Your task: Rewrite the data from the line with "freq-sample [596,73,597,75]" up to and including the line with "heatmap-cell [146,179,149,183]", replacing "heatmap-cell" with "heatmap-tile" and keeping everything else the same.

Input rows:
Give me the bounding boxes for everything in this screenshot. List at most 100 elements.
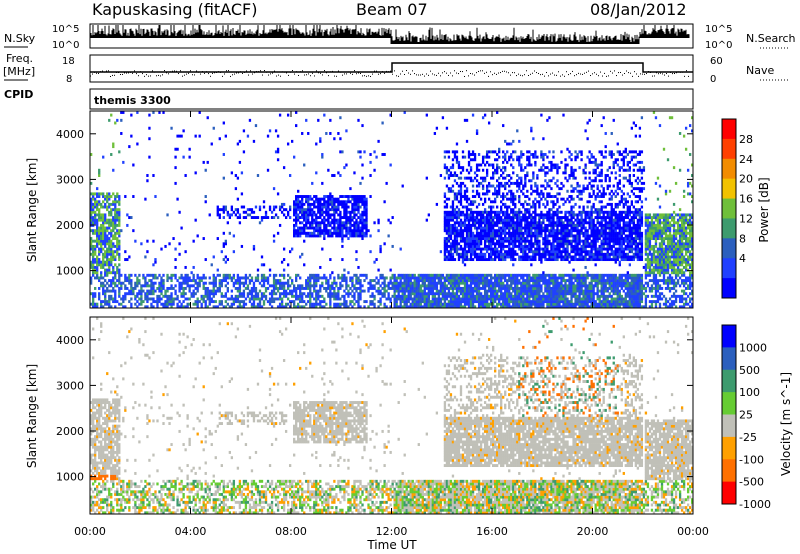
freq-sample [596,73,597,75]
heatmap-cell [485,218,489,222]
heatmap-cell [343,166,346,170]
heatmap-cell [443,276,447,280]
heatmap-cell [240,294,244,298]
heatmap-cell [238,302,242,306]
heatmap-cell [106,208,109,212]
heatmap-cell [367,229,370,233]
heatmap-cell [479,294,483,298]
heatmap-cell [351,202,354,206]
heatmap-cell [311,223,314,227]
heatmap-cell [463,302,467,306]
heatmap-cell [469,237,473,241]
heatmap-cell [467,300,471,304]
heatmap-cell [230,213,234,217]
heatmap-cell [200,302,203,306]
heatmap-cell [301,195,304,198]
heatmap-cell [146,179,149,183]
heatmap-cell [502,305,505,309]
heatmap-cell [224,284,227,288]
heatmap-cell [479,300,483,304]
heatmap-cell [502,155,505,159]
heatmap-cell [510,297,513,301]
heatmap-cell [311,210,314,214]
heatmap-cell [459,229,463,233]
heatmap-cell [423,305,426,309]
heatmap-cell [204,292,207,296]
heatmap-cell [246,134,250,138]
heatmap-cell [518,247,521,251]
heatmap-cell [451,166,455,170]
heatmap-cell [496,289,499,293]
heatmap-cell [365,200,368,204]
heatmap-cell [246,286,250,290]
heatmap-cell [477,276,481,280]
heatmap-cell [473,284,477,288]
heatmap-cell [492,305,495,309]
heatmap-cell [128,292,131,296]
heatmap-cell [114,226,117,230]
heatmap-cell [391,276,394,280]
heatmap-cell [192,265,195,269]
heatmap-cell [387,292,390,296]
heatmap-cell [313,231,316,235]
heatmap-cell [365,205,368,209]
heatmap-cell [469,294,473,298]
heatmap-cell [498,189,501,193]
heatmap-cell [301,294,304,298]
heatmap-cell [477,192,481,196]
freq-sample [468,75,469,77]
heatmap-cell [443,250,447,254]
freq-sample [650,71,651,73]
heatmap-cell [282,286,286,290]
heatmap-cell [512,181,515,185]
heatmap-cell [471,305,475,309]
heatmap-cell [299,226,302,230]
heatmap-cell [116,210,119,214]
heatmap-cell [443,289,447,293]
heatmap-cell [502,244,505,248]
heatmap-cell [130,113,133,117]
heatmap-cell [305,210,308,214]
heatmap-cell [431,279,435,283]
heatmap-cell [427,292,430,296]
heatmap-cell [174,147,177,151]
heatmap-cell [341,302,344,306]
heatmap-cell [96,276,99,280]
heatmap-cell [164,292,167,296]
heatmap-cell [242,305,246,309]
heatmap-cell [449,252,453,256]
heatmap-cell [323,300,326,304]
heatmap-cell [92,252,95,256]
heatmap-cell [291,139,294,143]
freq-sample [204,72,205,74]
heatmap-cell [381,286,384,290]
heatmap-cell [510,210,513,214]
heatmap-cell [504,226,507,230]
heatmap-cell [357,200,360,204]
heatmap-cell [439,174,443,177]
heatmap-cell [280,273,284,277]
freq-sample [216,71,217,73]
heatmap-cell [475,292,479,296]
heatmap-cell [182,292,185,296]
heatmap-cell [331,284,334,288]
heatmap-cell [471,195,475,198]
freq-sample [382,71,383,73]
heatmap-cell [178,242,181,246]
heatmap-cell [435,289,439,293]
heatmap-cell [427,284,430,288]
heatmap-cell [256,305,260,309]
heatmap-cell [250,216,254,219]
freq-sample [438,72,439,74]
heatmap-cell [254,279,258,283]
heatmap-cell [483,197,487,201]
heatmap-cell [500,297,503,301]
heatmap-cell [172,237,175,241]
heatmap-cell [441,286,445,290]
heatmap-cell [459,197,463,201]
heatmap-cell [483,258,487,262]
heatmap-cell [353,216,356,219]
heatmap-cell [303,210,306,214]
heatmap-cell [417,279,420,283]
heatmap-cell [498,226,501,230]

Result of this task:
freq-sample [596,73,597,75]
heatmap-tile [485,218,489,222]
heatmap-tile [343,166,346,170]
heatmap-tile [443,276,447,280]
heatmap-tile [240,294,244,298]
heatmap-tile [238,302,242,306]
heatmap-tile [106,208,109,212]
heatmap-tile [367,229,370,233]
heatmap-tile [479,294,483,298]
heatmap-tile [351,202,354,206]
heatmap-tile [311,223,314,227]
heatmap-tile [463,302,467,306]
heatmap-tile [469,237,473,241]
heatmap-tile [467,300,471,304]
heatmap-tile [230,213,234,217]
heatmap-tile [200,302,203,306]
heatmap-tile [301,195,304,198]
heatmap-tile [146,179,149,183]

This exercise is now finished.